→ **Task input**

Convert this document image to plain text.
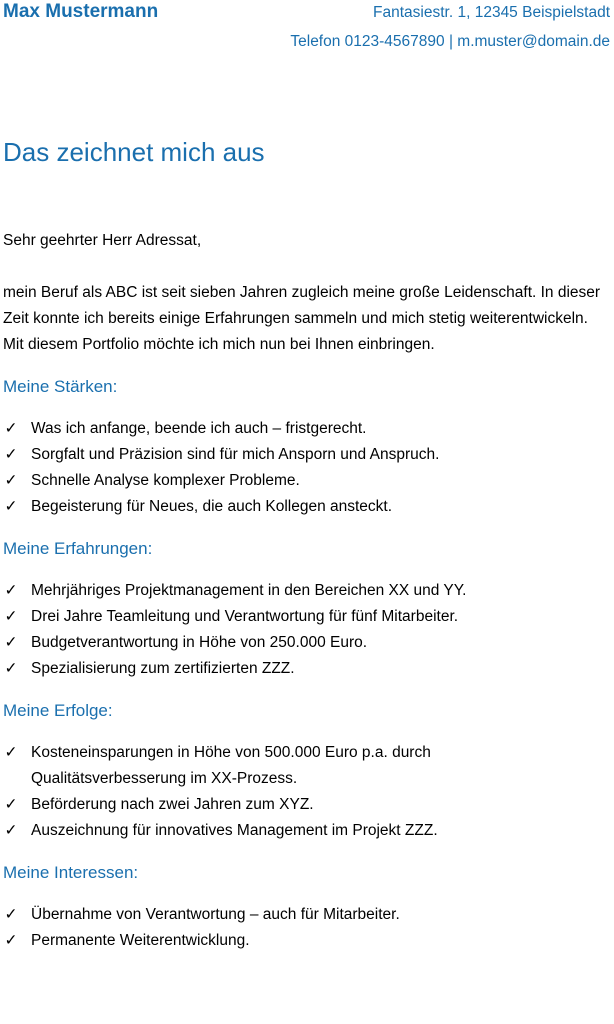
Max Mustermann	Fantasiestr. 1, 12345 Beispielstadt
Telefon 0123-4567890 | m.muster@domain.de
Das zeichnet mich aus

Sehr geehrter Herr Adressat,

mein Beruf als ABC ist seit sieben Jahren zugleich meine große Leidenschaft. In dieser Zeit konnte ich bereits einige Erfahrungen sammeln und mich stetig weiterentwickeln. Mit diesem Portfolio möchte ich mich nun bei Ihnen einbringen.

Meine Stärken:
✓ Was ich anfange, beende ich auch – fristgerecht.
✓ Sorgfalt und Präzision sind für mich Ansporn und Anspruch.
✓ Schnelle Analyse komplexer Probleme.
✓ Begeisterung für Neues, die auch Kollegen ansteckt.
Meine Erfahrungen:
✓ Mehrjähriges Projektmanagement in den Bereichen XX und YY.
✓ Drei Jahre Teamleitung und Verantwortung für fünf Mitarbeiter.
✓ Budgetverantwortung in Höhe von 250.000 Euro.
✓ Spezialisierung zum zertifizierten ZZZ.
Meine Erfolge:
✓ Kosteneinsparungen in Höhe von 500.000 Euro p.a. durch Qualitätsverbesserung im XX-Prozess.
✓ Beförderung nach zwei Jahren zum XYZ.
✓ Auszeichnung für innovatives Management im Projekt ZZZ.
Meine Interessen:
✓ Übernahme von Verantwortung – auch für Mitarbeiter.
✓ Permanente Weiterentwicklung.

→ **Short problem**
Can you retype every record above exactly, leaving out the pictures?

→ **Answer for the task**
Convert this document image to plain text.
Max Mustermann	Fantasiestr. 1, 12345 Beispielstadt
Telefon 0123-4567890 | m.muster@domain.de
Das zeichnet mich aus

Sehr geehrter Herr Adressat,

mein Beruf als ABC ist seit sieben Jahren zugleich meine große Leidenschaft. In dieser Zeit konnte ich bereits einige Erfahrungen sammeln und mich stetig weiterentwickeln. Mit diesem Portfolio möchte ich mich nun bei Ihnen einbringen.

Meine Stärken:
✓ Was ich anfange, beende ich auch – fristgerecht.
✓ Sorgfalt und Präzision sind für mich Ansporn und Anspruch.
✓ Schnelle Analyse komplexer Probleme.
✓ Begeisterung für Neues, die auch Kollegen ansteckt.
Meine Erfahrungen:
✓ Mehrjähriges Projektmanagement in den Bereichen XX und YY.
✓ Drei Jahre Teamleitung und Verantwortung für fünf Mitarbeiter.
✓ Budgetverantwortung in Höhe von 250.000 Euro.
✓ Spezialisierung zum zertifizierten ZZZ.
Meine Erfolge:
✓ Kosteneinsparungen in Höhe von 500.000 Euro p.a. durch Qualitätsverbesserung im XX-Prozess.
✓ Beförderung nach zwei Jahren zum XYZ.
✓ Auszeichnung für innovatives Management im Projekt ZZZ.
Meine Interessen:
✓ Übernahme von Verantwortung – auch für Mitarbeiter.
✓ Permanente Weiterentwicklung.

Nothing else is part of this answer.